**Data extract:**
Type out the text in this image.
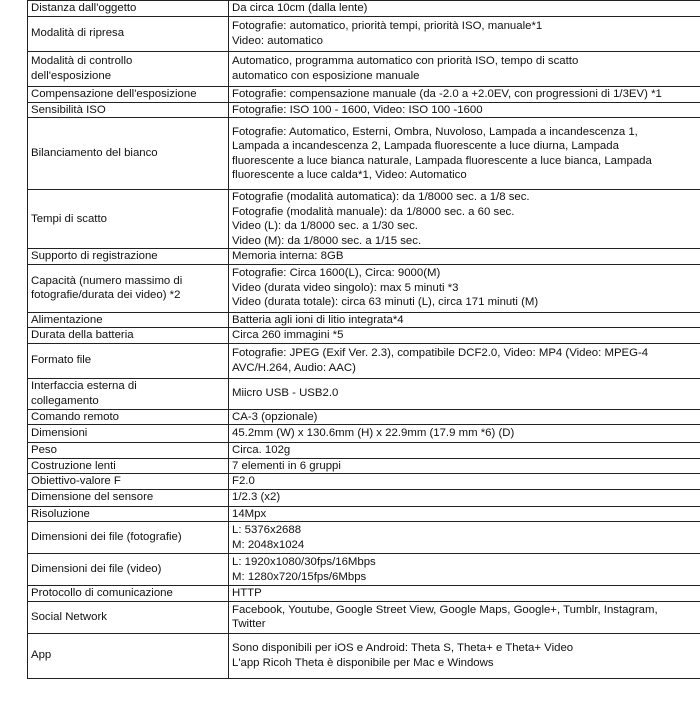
Distanza dall'oggetto	Da circa 10cm (dalla lente)

Modalità di ripresa	Fotografie: automatico, priorità tempi, priorità ISO, manuale*1
Video: automatico

Modalità di controllo
dell'esposizione	Automatico, programma automatico con priorità ISO, tempo di scatto
automatico con esposizione manuale

Compensazione dell'esposizione	Fotografie: compensazione manuale (da -2.0 a +2.0EV, con progressioni di 1/3EV) *1

Sensibilità ISO	Fotografie: ISO 100 - 1600, Video: ISO 100 -1600

Bilanciamento del bianco	Fotografie: Automatico, Esterni, Ombra, Nuvoloso, Lampada a incandescenza 1,
Lampada a incandescenza 2, Lampada fluorescente a luce diurna, Lampada
fluorescente a luce bianca naturale, Lampada fluorescente a luce bianca, Lampada
fluorescente a luce calda*1, Video: Automatico

Tempi di scatto	Fotografie (modalità automatica): da 1/8000 sec. a 1/8 sec.
Fotografie (modalità manuale): da 1/8000 sec. a 60 sec.
Video (L): da 1/8000 sec. a 1/30 sec.
Video (M): da 1/8000 sec. a 1/15 sec.

Supporto di registrazione	Memoria interna: 8GB

Capacità (numero massimo di
fotografie/durata dei video) *2	Fotografie: Circa 1600(L), Circa: 9000(M)
Video (durata video singolo): max 5 minuti *3
Video (durata totale): circa 63 minuti (L), circa 171 minuti (M)

Alimentazione	Batteria agli ioni di litio integrata*4

Durata della batteria	Circa 260 immagini *5

Formato file	Fotografie: JPEG (Exif Ver. 2.3), compatibile DCF2.0, Video: MP4 (Video: MPEG-4
AVC/H.264, Audio: AAC)

Interfaccia esterna di
collegamento	Miicro USB - USB2.0

Comando remoto	CA-3 (opzionale)

Dimensioni	45.2mm (W) x 130.6mm (H) x 22.9mm (17.9 mm *6) (D)

Peso	Circa. 102g

Costruzione lenti	7 elementi in 6 gruppi

Obiettivo-valore F	F2.0

Dimensione del sensore	1/2.3 (x2)

Risoluzione	14Mpx

Dimensioni dei file (fotografie)	L: 5376x2688
M: 2048x1024

Dimensioni dei file (video)	L: 1920x1080/30fps/16Mbps
M: 1280x720/15fps/6Mbps

Protocollo di comunicazione	HTTP

Social Network	Facebook, Youtube, Google Street View, Google Maps, Google+, Tumblr, Instagram,
Twitter

App	Sono disponibili per iOS e Android: Theta S, Theta+ e Theta+ Video
L'app Ricoh Theta è disponibile per Mac e Windows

**Work to be completed:** Pictures are excluded; copy all other data exactly as shown.

**The output:**
Type out the text in this image.
Distanza dall'oggetto	Da circa 10cm (dalla lente)

Modalità di ripresa	Fotografie: automatico, priorità tempi, priorità ISO, manuale*1
Video: automatico

Modalità di controllo
dell'esposizione	Automatico, programma automatico con priorità ISO, tempo di scatto
automatico con esposizione manuale

Compensazione dell'esposizione	Fotografie: compensazione manuale (da -2.0 a +2.0EV, con progressioni di 1/3EV) *1

Sensibilità ISO	Fotografie: ISO 100 - 1600, Video: ISO 100 -1600

Bilanciamento del bianco	Fotografie: Automatico, Esterni, Ombra, Nuvoloso, Lampada a incandescenza 1,
Lampada a incandescenza 2, Lampada fluorescente a luce diurna, Lampada
fluorescente a luce bianca naturale, Lampada fluorescente a luce bianca, Lampada
fluorescente a luce calda*1, Video: Automatico

Tempi di scatto	Fotografie (modalità automatica): da 1/8000 sec. a 1/8 sec.
Fotografie (modalità manuale): da 1/8000 sec. a 60 sec.
Video (L): da 1/8000 sec. a 1/30 sec.
Video (M): da 1/8000 sec. a 1/15 sec.

Supporto di registrazione	Memoria interna: 8GB

Capacità (numero massimo di
fotografie/durata dei video) *2	Fotografie: Circa 1600(L), Circa: 9000(M)
Video (durata video singolo): max 5 minuti *3
Video (durata totale): circa 63 minuti (L), circa 171 minuti (M)

Alimentazione	Batteria agli ioni di litio integrata*4

Durata della batteria	Circa 260 immagini *5

Formato file	Fotografie: JPEG (Exif Ver. 2.3), compatibile DCF2.0, Video: MP4 (Video: MPEG-4
AVC/H.264, Audio: AAC)

Interfaccia esterna di
collegamento	Miicro USB - USB2.0

Comando remoto	CA-3 (opzionale)

Dimensioni	45.2mm (W) x 130.6mm (H) x 22.9mm (17.9 mm *6) (D)

Peso	Circa. 102g

Costruzione lenti	7 elementi in 6 gruppi

Obiettivo-valore F	F2.0

Dimensione del sensore	1/2.3 (x2)

Risoluzione	14Mpx

Dimensioni dei file (fotografie)	L: 5376x2688
M: 2048x1024

Dimensioni dei file (video)	L: 1920x1080/30fps/16Mbps
M: 1280x720/15fps/6Mbps

Protocollo di comunicazione	HTTP

Social Network	Facebook, Youtube, Google Street View, Google Maps, Google+, Tumblr, Instagram,
Twitter

App	Sono disponibili per iOS e Android: Theta S, Theta+ e Theta+ Video
L'app Ricoh Theta è disponibile per Mac e Windows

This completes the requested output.